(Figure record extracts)
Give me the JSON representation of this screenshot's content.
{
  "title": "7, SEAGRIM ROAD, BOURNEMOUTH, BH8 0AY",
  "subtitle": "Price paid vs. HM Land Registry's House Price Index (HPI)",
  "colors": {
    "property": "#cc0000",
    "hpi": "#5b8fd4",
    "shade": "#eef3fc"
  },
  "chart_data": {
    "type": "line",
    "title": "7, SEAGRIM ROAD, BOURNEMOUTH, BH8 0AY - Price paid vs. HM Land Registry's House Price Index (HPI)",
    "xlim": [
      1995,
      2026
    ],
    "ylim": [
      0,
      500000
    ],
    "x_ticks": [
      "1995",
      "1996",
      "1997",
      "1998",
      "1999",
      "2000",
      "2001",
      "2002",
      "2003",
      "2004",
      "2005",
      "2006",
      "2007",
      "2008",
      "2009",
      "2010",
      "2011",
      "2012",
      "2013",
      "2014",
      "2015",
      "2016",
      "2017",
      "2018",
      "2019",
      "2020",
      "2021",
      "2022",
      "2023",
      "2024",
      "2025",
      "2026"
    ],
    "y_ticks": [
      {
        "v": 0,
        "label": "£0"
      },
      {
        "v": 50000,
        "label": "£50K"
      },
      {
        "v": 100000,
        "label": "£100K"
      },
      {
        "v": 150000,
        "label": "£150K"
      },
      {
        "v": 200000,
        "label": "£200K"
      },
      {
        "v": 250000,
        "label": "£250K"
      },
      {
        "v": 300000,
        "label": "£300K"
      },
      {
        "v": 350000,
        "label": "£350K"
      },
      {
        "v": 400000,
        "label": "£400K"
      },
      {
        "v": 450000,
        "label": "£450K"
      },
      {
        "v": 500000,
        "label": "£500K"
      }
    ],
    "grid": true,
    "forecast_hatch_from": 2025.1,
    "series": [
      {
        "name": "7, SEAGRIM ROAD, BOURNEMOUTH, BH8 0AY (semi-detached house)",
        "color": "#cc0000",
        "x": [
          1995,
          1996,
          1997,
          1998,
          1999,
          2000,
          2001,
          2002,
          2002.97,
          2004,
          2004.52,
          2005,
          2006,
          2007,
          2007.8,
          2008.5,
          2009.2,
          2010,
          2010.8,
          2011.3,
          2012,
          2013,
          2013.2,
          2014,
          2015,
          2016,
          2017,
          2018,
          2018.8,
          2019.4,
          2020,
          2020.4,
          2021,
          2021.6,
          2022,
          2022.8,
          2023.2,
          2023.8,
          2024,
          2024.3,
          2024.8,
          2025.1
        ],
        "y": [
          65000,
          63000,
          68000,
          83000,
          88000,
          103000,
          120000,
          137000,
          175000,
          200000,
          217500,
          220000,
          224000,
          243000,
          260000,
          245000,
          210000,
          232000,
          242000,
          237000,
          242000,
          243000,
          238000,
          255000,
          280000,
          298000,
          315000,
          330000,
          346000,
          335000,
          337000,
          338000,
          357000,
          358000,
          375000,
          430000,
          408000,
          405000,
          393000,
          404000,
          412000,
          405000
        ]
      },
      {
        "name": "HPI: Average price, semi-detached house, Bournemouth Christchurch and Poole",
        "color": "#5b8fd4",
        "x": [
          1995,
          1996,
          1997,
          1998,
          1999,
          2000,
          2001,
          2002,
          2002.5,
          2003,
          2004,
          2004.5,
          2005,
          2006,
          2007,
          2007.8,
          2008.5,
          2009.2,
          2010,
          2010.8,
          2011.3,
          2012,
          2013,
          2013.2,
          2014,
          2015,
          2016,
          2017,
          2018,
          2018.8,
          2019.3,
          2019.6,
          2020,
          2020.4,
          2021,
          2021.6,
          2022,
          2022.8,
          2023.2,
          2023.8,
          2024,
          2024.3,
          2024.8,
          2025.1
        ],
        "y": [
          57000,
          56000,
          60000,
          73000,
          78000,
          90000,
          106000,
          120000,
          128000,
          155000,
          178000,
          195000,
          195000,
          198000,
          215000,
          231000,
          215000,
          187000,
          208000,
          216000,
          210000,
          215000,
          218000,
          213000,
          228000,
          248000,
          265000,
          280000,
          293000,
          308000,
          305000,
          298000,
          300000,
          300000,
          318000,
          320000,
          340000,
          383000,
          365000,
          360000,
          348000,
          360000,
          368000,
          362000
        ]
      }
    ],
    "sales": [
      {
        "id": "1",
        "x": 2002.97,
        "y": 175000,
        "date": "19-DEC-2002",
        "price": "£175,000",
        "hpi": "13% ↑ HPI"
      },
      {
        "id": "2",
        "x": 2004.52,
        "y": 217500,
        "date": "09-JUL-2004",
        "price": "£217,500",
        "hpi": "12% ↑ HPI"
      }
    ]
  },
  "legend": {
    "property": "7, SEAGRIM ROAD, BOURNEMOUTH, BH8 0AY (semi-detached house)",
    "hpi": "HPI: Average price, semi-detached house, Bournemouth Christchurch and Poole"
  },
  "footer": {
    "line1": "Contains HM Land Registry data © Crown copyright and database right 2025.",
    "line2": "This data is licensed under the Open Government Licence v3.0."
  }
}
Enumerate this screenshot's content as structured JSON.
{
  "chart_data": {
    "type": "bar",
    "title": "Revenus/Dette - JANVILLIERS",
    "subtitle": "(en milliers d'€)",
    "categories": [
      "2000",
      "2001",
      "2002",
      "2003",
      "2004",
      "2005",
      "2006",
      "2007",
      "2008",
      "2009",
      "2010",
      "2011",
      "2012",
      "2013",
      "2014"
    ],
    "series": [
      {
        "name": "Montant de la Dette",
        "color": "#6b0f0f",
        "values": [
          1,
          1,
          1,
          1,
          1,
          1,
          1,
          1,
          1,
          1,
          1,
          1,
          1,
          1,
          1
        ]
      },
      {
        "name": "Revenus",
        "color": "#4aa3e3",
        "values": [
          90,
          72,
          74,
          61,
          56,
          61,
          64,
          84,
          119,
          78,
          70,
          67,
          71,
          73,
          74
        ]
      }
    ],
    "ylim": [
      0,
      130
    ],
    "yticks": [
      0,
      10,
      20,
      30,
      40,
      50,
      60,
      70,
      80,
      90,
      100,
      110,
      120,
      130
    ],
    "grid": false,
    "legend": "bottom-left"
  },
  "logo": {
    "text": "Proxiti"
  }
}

CHALLENGE.
Locate each line with the word "Average" and copy it.

FINAL RESULT.
        "name": "HPI: Average price, semi-detached house, Bournemouth Christchurch and Poole",
    "hpi": "HPI: Average price, semi-detached house, Bournemouth Christchurch and Poole"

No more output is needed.